_Request:_ Set down each line of the material that follows, exactly, with no pictures.

┄┄┄┄┄┄┄┄┄┄

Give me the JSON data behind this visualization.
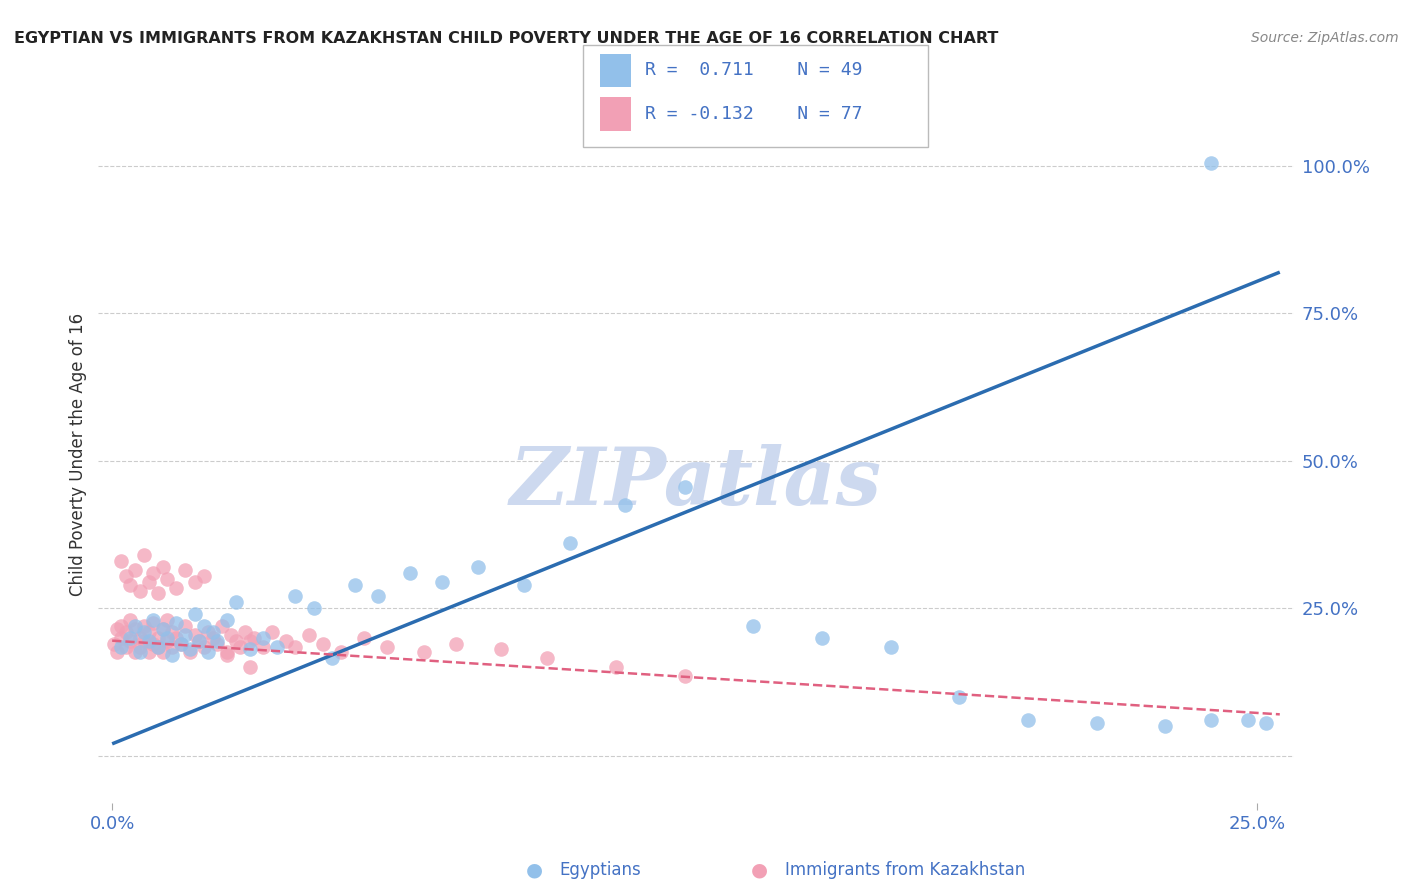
{
  "title": "EGYPTIAN VS IMMIGRANTS FROM KAZAKHSTAN CHILD POVERTY UNDER THE AGE OF 16 CORRELATION CHART",
  "source": "Source: ZipAtlas.com",
  "ylabel": "Child Poverty Under the Age of 16",
  "xlim": [
    -0.003,
    0.258
  ],
  "ylim": [
    -0.08,
    1.1
  ],
  "blue_R": 0.711,
  "blue_N": 49,
  "pink_R": -0.132,
  "pink_N": 77,
  "blue_color": "#92C0EA",
  "pink_color": "#F2A0B5",
  "blue_line_color": "#2B6CB0",
  "pink_line_color": "#E06080",
  "grid_color": "#CCCCCC",
  "background_color": "#FFFFFF",
  "watermark_color": "#CDD9EF",
  "right_tick_color": "#4472C4",
  "blue_trendline": [
    0.0,
    0.025,
    0.255
  ],
  "blue_trendline_y": [
    0.02,
    0.1,
    0.82
  ],
  "pink_trendline_x": [
    0.0,
    0.255
  ],
  "pink_trendline_y": [
    0.195,
    0.07
  ],
  "blue_scatter_x": [
    0.002,
    0.004,
    0.005,
    0.006,
    0.007,
    0.008,
    0.009,
    0.01,
    0.011,
    0.012,
    0.013,
    0.014,
    0.015,
    0.016,
    0.017,
    0.018,
    0.019,
    0.02,
    0.021,
    0.022,
    0.023,
    0.025,
    0.027,
    0.03,
    0.033,
    0.036,
    0.04,
    0.044,
    0.048,
    0.053,
    0.058,
    0.065,
    0.072,
    0.08,
    0.09,
    0.1,
    0.112,
    0.125,
    0.14,
    0.155,
    0.17,
    0.185,
    0.2,
    0.215,
    0.23,
    0.24,
    0.248,
    0.252,
    0.24
  ],
  "blue_scatter_y": [
    0.185,
    0.2,
    0.22,
    0.175,
    0.21,
    0.195,
    0.23,
    0.185,
    0.215,
    0.2,
    0.17,
    0.225,
    0.19,
    0.205,
    0.18,
    0.24,
    0.195,
    0.22,
    0.175,
    0.21,
    0.195,
    0.23,
    0.26,
    0.18,
    0.2,
    0.185,
    0.27,
    0.25,
    0.165,
    0.29,
    0.27,
    0.31,
    0.295,
    0.32,
    0.29,
    0.36,
    0.425,
    0.455,
    0.22,
    0.2,
    0.185,
    0.1,
    0.06,
    0.055,
    0.05,
    0.06,
    0.06,
    0.055,
    1.005
  ],
  "pink_scatter_x": [
    0.0005,
    0.001,
    0.001,
    0.002,
    0.002,
    0.003,
    0.003,
    0.004,
    0.004,
    0.005,
    0.005,
    0.006,
    0.006,
    0.007,
    0.007,
    0.008,
    0.008,
    0.009,
    0.009,
    0.01,
    0.01,
    0.011,
    0.011,
    0.012,
    0.012,
    0.013,
    0.013,
    0.014,
    0.015,
    0.016,
    0.017,
    0.018,
    0.019,
    0.02,
    0.021,
    0.022,
    0.023,
    0.024,
    0.025,
    0.026,
    0.027,
    0.028,
    0.029,
    0.03,
    0.031,
    0.033,
    0.035,
    0.038,
    0.04,
    0.043,
    0.046,
    0.05,
    0.055,
    0.06,
    0.068,
    0.075,
    0.085,
    0.095,
    0.11,
    0.125,
    0.002,
    0.003,
    0.004,
    0.005,
    0.006,
    0.007,
    0.008,
    0.009,
    0.01,
    0.011,
    0.012,
    0.014,
    0.016,
    0.018,
    0.02,
    0.025,
    0.03
  ],
  "pink_scatter_y": [
    0.19,
    0.175,
    0.215,
    0.2,
    0.22,
    0.185,
    0.21,
    0.195,
    0.23,
    0.175,
    0.215,
    0.2,
    0.185,
    0.22,
    0.195,
    0.175,
    0.21,
    0.19,
    0.225,
    0.185,
    0.2,
    0.215,
    0.175,
    0.23,
    0.195,
    0.185,
    0.21,
    0.2,
    0.19,
    0.22,
    0.175,
    0.205,
    0.195,
    0.185,
    0.21,
    0.2,
    0.19,
    0.22,
    0.175,
    0.205,
    0.195,
    0.185,
    0.21,
    0.195,
    0.2,
    0.185,
    0.21,
    0.195,
    0.185,
    0.205,
    0.19,
    0.175,
    0.2,
    0.185,
    0.175,
    0.19,
    0.18,
    0.165,
    0.15,
    0.135,
    0.33,
    0.305,
    0.29,
    0.315,
    0.28,
    0.34,
    0.295,
    0.31,
    0.275,
    0.32,
    0.3,
    0.285,
    0.315,
    0.295,
    0.305,
    0.17,
    0.15
  ]
}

┄┄┄┄┄┄┄┄┄┄

_The answer:_
Give me the JSON data behind this visualization.
{
  "title": "EGYPTIAN VS IMMIGRANTS FROM KAZAKHSTAN CHILD POVERTY UNDER THE AGE OF 16 CORRELATION CHART",
  "source": "Source: ZipAtlas.com",
  "ylabel": "Child Poverty Under the Age of 16",
  "xlim": [
    -0.003,
    0.258
  ],
  "ylim": [
    -0.08,
    1.1
  ],
  "blue_R": 0.711,
  "blue_N": 49,
  "pink_R": -0.132,
  "pink_N": 77,
  "blue_color": "#92C0EA",
  "pink_color": "#F2A0B5",
  "blue_line_color": "#2B6CB0",
  "pink_line_color": "#E06080",
  "grid_color": "#CCCCCC",
  "background_color": "#FFFFFF",
  "watermark_color": "#CDD9EF",
  "right_tick_color": "#4472C4",
  "blue_trendline": [
    0.0,
    0.025,
    0.255
  ],
  "blue_trendline_y": [
    0.02,
    0.1,
    0.82
  ],
  "pink_trendline_x": [
    0.0,
    0.255
  ],
  "pink_trendline_y": [
    0.195,
    0.07
  ],
  "blue_scatter_x": [
    0.002,
    0.004,
    0.005,
    0.006,
    0.007,
    0.008,
    0.009,
    0.01,
    0.011,
    0.012,
    0.013,
    0.014,
    0.015,
    0.016,
    0.017,
    0.018,
    0.019,
    0.02,
    0.021,
    0.022,
    0.023,
    0.025,
    0.027,
    0.03,
    0.033,
    0.036,
    0.04,
    0.044,
    0.048,
    0.053,
    0.058,
    0.065,
    0.072,
    0.08,
    0.09,
    0.1,
    0.112,
    0.125,
    0.14,
    0.155,
    0.17,
    0.185,
    0.2,
    0.215,
    0.23,
    0.24,
    0.248,
    0.252,
    0.24
  ],
  "blue_scatter_y": [
    0.185,
    0.2,
    0.22,
    0.175,
    0.21,
    0.195,
    0.23,
    0.185,
    0.215,
    0.2,
    0.17,
    0.225,
    0.19,
    0.205,
    0.18,
    0.24,
    0.195,
    0.22,
    0.175,
    0.21,
    0.195,
    0.23,
    0.26,
    0.18,
    0.2,
    0.185,
    0.27,
    0.25,
    0.165,
    0.29,
    0.27,
    0.31,
    0.295,
    0.32,
    0.29,
    0.36,
    0.425,
    0.455,
    0.22,
    0.2,
    0.185,
    0.1,
    0.06,
    0.055,
    0.05,
    0.06,
    0.06,
    0.055,
    1.005
  ],
  "pink_scatter_x": [
    0.0005,
    0.001,
    0.001,
    0.002,
    0.002,
    0.003,
    0.003,
    0.004,
    0.004,
    0.005,
    0.005,
    0.006,
    0.006,
    0.007,
    0.007,
    0.008,
    0.008,
    0.009,
    0.009,
    0.01,
    0.01,
    0.011,
    0.011,
    0.012,
    0.012,
    0.013,
    0.013,
    0.014,
    0.015,
    0.016,
    0.017,
    0.018,
    0.019,
    0.02,
    0.021,
    0.022,
    0.023,
    0.024,
    0.025,
    0.026,
    0.027,
    0.028,
    0.029,
    0.03,
    0.031,
    0.033,
    0.035,
    0.038,
    0.04,
    0.043,
    0.046,
    0.05,
    0.055,
    0.06,
    0.068,
    0.075,
    0.085,
    0.095,
    0.11,
    0.125,
    0.002,
    0.003,
    0.004,
    0.005,
    0.006,
    0.007,
    0.008,
    0.009,
    0.01,
    0.011,
    0.012,
    0.014,
    0.016,
    0.018,
    0.02,
    0.025,
    0.03
  ],
  "pink_scatter_y": [
    0.19,
    0.175,
    0.215,
    0.2,
    0.22,
    0.185,
    0.21,
    0.195,
    0.23,
    0.175,
    0.215,
    0.2,
    0.185,
    0.22,
    0.195,
    0.175,
    0.21,
    0.19,
    0.225,
    0.185,
    0.2,
    0.215,
    0.175,
    0.23,
    0.195,
    0.185,
    0.21,
    0.2,
    0.19,
    0.22,
    0.175,
    0.205,
    0.195,
    0.185,
    0.21,
    0.2,
    0.19,
    0.22,
    0.175,
    0.205,
    0.195,
    0.185,
    0.21,
    0.195,
    0.2,
    0.185,
    0.21,
    0.195,
    0.185,
    0.205,
    0.19,
    0.175,
    0.2,
    0.185,
    0.175,
    0.19,
    0.18,
    0.165,
    0.15,
    0.135,
    0.33,
    0.305,
    0.29,
    0.315,
    0.28,
    0.34,
    0.295,
    0.31,
    0.275,
    0.32,
    0.3,
    0.285,
    0.315,
    0.295,
    0.305,
    0.17,
    0.15
  ]
}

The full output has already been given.